TASK TO COMPLETE
Please work out how many lines in the material contain "Contains" and give only that figure.

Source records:

§

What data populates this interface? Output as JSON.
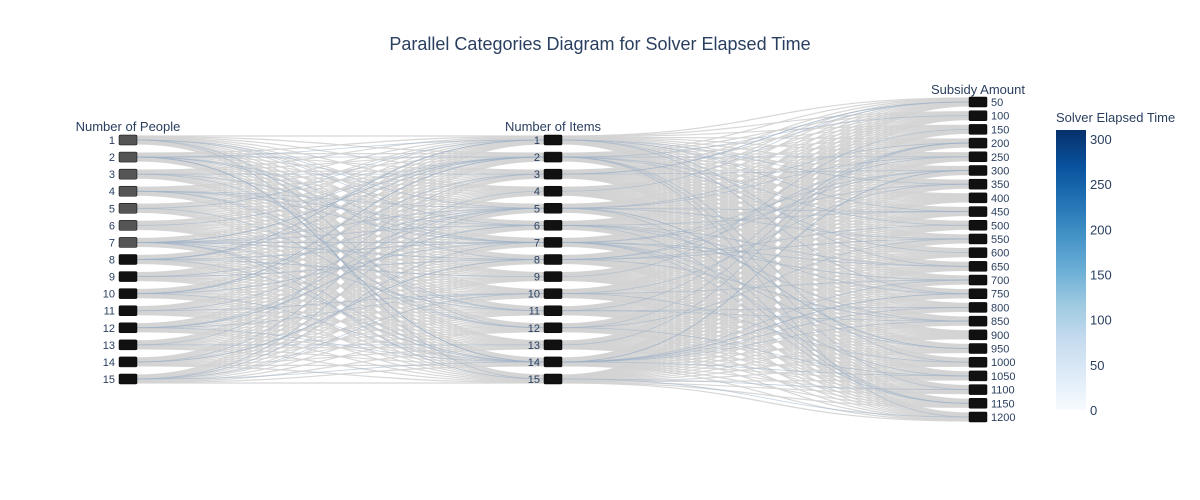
{
  "chart_data": {
    "type": "parallel_categories",
    "title": "Parallel Categories Diagram for Solver Elapsed Time",
    "dimensions": [
      {
        "name": "Number of People",
        "categories": [
          "1",
          "2",
          "3",
          "4",
          "5",
          "6",
          "7",
          "8",
          "9",
          "10",
          "11",
          "12",
          "13",
          "14",
          "15"
        ]
      },
      {
        "name": "Number of Items",
        "categories": [
          "1",
          "2",
          "3",
          "4",
          "5",
          "6",
          "7",
          "8",
          "9",
          "10",
          "11",
          "12",
          "13",
          "14",
          "15"
        ]
      },
      {
        "name": "Subsidy Amount",
        "categories": [
          "50",
          "100",
          "150",
          "200",
          "250",
          "300",
          "350",
          "400",
          "450",
          "500",
          "550",
          "600",
          "650",
          "700",
          "750",
          "800",
          "850",
          "900",
          "950",
          "1000",
          "1050",
          "1100",
          "1150",
          "1200"
        ]
      }
    ],
    "colorbar": {
      "title": "Solver Elapsed Time",
      "min": 0,
      "max": 310,
      "ticks": [
        0,
        50,
        100,
        150,
        200,
        250,
        300
      ],
      "colorscale": [
        "#f7fbff",
        "#deebf7",
        "#c6dbef",
        "#9ecae1",
        "#6baed6",
        "#4292c6",
        "#2171b5",
        "#08519c",
        "#08306b"
      ]
    },
    "link_color_default": "#d3d3d3",
    "link_color_highlight": "#9fb3c8"
  }
}
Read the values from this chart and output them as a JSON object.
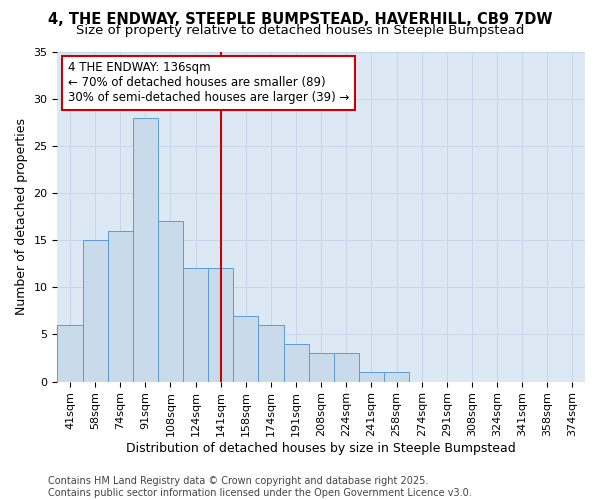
{
  "title_line1": "4, THE ENDWAY, STEEPLE BUMPSTEAD, HAVERHILL, CB9 7DW",
  "title_line2": "Size of property relative to detached houses in Steeple Bumpstead",
  "xlabel": "Distribution of detached houses by size in Steeple Bumpstead",
  "ylabel": "Number of detached properties",
  "bin_labels": [
    "41sqm",
    "58sqm",
    "74sqm",
    "91sqm",
    "108sqm",
    "124sqm",
    "141sqm",
    "158sqm",
    "174sqm",
    "191sqm",
    "208sqm",
    "224sqm",
    "241sqm",
    "258sqm",
    "274sqm",
    "291sqm",
    "308sqm",
    "324sqm",
    "341sqm",
    "358sqm",
    "374sqm"
  ],
  "bar_values": [
    6,
    15,
    16,
    28,
    17,
    12,
    12,
    7,
    6,
    4,
    3,
    3,
    1,
    1,
    0,
    0,
    0,
    0,
    0,
    0,
    0
  ],
  "bar_color": "#c9daea",
  "bar_edge_color": "#5b9bd5",
  "redline_index": 6,
  "redline_label": "4 THE ENDWAY: 136sqm",
  "annotation_line2": "← 70% of detached houses are smaller (89)",
  "annotation_line3": "30% of semi-detached houses are larger (39) →",
  "annotation_box_color": "#ffffff",
  "annotation_box_edge_color": "#cc0000",
  "redline_color": "#cc0000",
  "ylim": [
    0,
    35
  ],
  "yticks": [
    0,
    5,
    10,
    15,
    20,
    25,
    30,
    35
  ],
  "grid_color": "#c8d8ea",
  "background_color": "#dce9f5",
  "footer_line1": "Contains HM Land Registry data © Crown copyright and database right 2025.",
  "footer_line2": "Contains public sector information licensed under the Open Government Licence v3.0.",
  "title_fontsize": 10.5,
  "subtitle_fontsize": 9.5,
  "axis_label_fontsize": 9,
  "tick_fontsize": 8,
  "annotation_fontsize": 8.5,
  "footer_fontsize": 7
}
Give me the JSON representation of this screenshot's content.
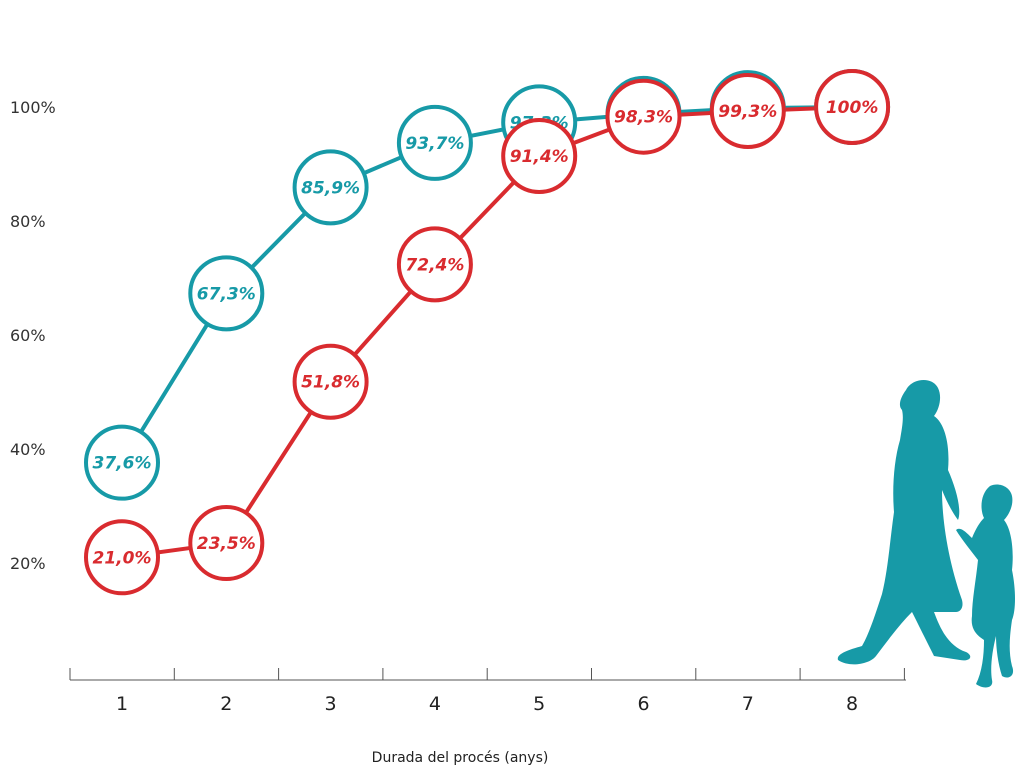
{
  "chart_data": {
    "type": "line",
    "title": "",
    "xlabel": "Durada del procés (anys)",
    "ylabel": "",
    "x": [
      1,
      2,
      3,
      4,
      5,
      6,
      7,
      8
    ],
    "x_tick_labels": [
      "1",
      "2",
      "3",
      "4",
      "5",
      "6",
      "7",
      "8"
    ],
    "y_tick_labels": [
      "20%",
      "40%",
      "60%",
      "80%",
      "100%"
    ],
    "y_ticks": [
      20,
      40,
      60,
      80,
      100
    ],
    "grid": false,
    "legend": "none",
    "series": [
      {
        "color": "#179aa7",
        "values": [
          37.6,
          67.3,
          85.9,
          93.7,
          97.3,
          98.8,
          99.8,
          100
        ],
        "labels": [
          "37,6%",
          "67,3%",
          "85,9%",
          "93,7%",
          "97,3%",
          "98,8%",
          "99,8%",
          "100%"
        ]
      },
      {
        "color": "#d92b2f",
        "values": [
          21.0,
          23.5,
          51.8,
          72.4,
          91.4,
          98.3,
          99.3,
          100
        ],
        "labels": [
          "21,0%",
          "23,5%",
          "51,8%",
          "72,4%",
          "91,4%",
          "98,3%",
          "99,3%",
          "100%"
        ]
      }
    ],
    "decoration": "silhouette-woman-and-girl-walking"
  }
}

§

RESULT
2